> EXERCISE OBJECTIVE
Copy out every line of the records where the string "screenshot" occurs.

•••••

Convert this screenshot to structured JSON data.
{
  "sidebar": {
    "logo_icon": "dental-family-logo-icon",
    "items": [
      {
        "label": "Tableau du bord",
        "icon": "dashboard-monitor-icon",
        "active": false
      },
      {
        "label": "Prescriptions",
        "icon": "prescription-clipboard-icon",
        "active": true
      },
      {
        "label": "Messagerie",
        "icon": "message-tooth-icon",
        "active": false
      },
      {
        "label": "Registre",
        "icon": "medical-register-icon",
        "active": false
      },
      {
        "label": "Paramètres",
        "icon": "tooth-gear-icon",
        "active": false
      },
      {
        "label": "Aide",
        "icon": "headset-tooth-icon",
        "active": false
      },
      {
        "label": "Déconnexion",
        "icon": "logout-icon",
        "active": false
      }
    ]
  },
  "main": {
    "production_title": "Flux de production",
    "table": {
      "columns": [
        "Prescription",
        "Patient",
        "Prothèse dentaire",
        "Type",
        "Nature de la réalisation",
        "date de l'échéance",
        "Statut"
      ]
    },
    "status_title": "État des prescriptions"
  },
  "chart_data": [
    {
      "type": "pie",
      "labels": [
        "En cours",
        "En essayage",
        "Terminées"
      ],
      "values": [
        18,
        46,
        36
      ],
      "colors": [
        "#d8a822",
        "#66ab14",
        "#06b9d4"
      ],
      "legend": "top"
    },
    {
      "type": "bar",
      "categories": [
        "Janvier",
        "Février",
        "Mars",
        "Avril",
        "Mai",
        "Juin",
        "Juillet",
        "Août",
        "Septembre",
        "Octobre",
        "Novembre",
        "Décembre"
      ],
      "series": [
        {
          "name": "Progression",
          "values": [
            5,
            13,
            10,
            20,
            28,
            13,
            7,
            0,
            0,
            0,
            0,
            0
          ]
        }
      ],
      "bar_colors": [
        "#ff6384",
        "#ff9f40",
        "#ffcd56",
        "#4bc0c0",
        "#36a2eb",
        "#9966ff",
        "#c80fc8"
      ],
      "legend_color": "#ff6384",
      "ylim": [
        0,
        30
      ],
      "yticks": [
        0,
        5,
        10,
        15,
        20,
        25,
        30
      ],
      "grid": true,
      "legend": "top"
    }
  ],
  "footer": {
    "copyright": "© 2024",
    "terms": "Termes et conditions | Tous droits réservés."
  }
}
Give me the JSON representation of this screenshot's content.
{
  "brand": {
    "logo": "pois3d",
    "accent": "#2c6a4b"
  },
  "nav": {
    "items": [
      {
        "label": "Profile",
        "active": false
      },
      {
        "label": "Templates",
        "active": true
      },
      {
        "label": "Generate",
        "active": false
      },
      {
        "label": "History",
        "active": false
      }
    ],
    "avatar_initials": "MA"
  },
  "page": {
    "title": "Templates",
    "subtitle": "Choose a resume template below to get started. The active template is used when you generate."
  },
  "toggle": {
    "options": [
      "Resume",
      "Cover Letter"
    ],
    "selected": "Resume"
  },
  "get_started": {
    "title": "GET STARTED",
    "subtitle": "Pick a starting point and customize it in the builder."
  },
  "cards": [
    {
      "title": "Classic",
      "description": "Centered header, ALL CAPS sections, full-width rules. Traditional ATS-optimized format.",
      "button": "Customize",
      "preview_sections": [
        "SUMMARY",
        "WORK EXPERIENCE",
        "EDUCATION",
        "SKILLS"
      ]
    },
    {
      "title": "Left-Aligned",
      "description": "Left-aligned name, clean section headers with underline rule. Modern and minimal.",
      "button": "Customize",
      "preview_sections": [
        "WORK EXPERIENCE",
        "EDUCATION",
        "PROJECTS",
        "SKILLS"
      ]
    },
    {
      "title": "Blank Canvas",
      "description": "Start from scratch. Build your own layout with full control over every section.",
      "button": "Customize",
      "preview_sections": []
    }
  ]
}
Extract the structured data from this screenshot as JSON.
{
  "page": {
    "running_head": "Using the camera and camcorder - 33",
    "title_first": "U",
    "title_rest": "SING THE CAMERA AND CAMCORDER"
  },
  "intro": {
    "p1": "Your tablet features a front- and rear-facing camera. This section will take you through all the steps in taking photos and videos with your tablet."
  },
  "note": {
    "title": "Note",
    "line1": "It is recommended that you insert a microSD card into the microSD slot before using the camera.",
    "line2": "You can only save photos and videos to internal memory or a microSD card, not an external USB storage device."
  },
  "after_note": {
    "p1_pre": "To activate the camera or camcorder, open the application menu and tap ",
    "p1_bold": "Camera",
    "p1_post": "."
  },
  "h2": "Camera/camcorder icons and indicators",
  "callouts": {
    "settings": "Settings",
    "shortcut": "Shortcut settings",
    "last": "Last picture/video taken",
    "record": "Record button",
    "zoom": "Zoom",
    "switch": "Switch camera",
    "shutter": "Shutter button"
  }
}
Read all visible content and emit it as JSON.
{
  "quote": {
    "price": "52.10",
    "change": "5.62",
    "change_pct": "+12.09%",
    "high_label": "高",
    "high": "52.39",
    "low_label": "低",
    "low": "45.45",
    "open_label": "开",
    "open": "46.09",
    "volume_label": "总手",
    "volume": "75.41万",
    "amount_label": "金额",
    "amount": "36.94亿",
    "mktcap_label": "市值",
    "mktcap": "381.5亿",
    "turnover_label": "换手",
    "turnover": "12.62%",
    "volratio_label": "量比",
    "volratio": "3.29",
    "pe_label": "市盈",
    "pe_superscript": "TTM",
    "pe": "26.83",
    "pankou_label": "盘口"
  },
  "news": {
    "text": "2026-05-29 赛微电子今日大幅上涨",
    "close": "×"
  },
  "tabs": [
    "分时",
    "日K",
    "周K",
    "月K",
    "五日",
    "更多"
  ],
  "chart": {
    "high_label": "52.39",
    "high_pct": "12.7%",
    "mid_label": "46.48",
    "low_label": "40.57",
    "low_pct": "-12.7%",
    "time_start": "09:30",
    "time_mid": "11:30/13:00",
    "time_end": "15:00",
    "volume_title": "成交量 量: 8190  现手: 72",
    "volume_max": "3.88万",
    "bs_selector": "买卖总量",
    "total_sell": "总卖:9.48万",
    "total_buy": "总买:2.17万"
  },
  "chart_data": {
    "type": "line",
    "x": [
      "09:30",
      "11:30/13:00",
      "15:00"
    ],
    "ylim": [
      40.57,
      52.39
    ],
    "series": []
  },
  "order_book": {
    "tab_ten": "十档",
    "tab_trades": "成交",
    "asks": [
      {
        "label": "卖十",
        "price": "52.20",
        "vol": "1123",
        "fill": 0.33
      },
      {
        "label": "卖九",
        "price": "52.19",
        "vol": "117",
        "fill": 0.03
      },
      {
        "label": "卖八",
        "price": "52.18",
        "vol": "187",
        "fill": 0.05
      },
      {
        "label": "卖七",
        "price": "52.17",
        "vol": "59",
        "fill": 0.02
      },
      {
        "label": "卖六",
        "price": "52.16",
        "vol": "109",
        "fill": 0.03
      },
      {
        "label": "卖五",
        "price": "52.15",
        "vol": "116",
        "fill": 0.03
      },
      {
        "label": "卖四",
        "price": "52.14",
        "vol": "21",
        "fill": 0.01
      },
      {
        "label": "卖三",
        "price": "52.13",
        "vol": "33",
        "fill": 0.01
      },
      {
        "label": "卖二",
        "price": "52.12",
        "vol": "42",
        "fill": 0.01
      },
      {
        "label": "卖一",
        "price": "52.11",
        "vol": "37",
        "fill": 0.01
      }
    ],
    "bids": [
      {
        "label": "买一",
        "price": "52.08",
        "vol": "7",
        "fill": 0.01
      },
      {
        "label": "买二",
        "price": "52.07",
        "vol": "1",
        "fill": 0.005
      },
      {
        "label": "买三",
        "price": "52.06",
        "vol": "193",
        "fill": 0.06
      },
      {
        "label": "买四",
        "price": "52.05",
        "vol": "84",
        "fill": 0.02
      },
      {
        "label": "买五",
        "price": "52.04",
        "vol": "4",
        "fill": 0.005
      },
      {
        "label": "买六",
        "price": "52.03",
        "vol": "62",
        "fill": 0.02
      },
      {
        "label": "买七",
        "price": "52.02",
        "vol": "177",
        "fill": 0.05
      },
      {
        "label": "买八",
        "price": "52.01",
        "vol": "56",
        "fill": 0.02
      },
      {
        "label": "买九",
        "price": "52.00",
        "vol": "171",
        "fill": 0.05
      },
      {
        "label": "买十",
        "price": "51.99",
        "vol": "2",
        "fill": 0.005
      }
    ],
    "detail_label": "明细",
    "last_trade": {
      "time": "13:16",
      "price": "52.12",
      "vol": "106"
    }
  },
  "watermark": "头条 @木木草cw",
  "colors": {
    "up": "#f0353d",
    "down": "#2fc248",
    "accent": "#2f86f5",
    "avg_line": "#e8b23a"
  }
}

•••••

> RESPONSE TO THIS TASK
Convert this screenshot to structured JSON data.
Give me the JSON representation of this screenshot's content.
Extract the structured data from this screenshot as JSON.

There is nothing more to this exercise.